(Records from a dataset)
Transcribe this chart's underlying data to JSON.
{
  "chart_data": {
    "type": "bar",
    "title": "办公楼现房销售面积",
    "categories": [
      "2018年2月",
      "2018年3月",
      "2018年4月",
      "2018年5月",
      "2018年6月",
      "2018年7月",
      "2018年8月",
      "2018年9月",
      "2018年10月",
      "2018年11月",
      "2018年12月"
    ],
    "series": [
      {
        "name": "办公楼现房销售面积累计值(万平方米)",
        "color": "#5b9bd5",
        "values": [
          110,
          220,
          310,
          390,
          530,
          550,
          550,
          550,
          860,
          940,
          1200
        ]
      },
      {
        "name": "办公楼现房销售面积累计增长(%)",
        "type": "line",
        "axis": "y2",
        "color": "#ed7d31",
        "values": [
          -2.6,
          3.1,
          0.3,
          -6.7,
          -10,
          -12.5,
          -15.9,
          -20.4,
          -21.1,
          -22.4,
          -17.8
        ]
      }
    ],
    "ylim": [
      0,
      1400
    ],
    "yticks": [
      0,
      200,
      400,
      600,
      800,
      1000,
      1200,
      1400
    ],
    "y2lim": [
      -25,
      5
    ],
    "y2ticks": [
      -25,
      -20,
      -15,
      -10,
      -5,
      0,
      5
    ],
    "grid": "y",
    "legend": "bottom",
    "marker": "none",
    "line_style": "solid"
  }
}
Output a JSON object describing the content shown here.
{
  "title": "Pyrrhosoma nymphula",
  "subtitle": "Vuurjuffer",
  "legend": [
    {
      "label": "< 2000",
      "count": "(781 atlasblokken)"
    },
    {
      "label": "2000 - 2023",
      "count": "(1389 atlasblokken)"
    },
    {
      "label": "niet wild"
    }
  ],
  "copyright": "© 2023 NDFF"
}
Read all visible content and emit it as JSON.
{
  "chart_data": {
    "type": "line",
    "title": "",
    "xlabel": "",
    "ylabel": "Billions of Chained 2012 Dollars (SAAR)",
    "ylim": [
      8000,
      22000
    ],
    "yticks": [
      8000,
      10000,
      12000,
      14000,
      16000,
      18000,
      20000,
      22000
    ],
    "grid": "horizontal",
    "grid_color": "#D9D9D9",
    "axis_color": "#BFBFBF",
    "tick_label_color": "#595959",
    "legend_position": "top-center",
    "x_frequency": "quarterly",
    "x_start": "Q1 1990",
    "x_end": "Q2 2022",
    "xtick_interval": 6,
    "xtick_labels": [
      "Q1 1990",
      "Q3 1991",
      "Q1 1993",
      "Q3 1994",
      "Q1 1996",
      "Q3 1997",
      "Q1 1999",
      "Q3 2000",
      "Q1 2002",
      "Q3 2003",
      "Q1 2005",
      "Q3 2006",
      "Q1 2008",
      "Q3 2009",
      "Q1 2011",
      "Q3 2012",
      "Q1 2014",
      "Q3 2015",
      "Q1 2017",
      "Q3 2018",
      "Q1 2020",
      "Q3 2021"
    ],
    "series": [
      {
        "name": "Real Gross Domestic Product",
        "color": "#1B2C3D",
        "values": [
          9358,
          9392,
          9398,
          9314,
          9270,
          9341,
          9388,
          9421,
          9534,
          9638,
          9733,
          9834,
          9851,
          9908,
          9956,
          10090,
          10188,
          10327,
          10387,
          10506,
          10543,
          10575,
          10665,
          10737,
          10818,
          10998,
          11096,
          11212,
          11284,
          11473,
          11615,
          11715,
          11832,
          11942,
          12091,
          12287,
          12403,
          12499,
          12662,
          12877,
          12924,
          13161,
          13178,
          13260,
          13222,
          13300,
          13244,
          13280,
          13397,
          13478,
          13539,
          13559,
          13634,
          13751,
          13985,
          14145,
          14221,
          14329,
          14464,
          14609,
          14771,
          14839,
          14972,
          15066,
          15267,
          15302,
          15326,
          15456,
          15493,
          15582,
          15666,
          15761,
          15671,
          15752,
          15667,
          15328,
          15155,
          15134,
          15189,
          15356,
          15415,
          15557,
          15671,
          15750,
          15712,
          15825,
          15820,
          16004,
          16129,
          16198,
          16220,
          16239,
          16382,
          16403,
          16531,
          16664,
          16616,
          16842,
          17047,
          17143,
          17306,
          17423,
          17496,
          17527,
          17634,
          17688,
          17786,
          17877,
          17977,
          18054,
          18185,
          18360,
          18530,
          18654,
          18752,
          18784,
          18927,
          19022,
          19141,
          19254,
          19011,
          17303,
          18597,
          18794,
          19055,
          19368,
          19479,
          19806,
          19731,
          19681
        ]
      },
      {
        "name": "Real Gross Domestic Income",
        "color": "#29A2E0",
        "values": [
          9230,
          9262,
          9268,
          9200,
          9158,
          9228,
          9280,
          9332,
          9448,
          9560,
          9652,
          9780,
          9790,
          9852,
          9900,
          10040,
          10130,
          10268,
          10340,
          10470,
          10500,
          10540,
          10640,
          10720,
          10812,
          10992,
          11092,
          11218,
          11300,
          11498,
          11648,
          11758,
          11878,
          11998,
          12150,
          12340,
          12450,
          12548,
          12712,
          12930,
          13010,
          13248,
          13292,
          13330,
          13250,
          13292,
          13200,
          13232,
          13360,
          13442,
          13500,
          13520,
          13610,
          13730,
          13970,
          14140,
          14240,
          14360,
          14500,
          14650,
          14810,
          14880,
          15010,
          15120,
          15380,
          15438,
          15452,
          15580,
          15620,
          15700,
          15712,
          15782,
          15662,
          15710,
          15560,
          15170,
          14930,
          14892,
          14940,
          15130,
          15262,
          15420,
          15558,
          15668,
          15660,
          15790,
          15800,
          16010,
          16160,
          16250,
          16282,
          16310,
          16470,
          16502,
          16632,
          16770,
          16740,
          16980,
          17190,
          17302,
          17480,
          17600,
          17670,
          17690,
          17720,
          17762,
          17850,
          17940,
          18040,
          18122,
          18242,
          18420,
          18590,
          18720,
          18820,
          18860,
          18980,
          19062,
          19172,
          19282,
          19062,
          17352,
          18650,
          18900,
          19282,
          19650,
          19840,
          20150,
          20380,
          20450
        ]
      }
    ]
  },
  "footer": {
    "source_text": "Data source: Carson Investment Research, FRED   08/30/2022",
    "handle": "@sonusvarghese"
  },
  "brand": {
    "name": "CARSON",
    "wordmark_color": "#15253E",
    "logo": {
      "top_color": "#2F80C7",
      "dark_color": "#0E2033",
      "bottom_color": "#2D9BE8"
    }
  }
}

**DO THIS:** Your answer should be a single number: how many lines of the material contain the word "Real".

**TASK RESPONSE:** 2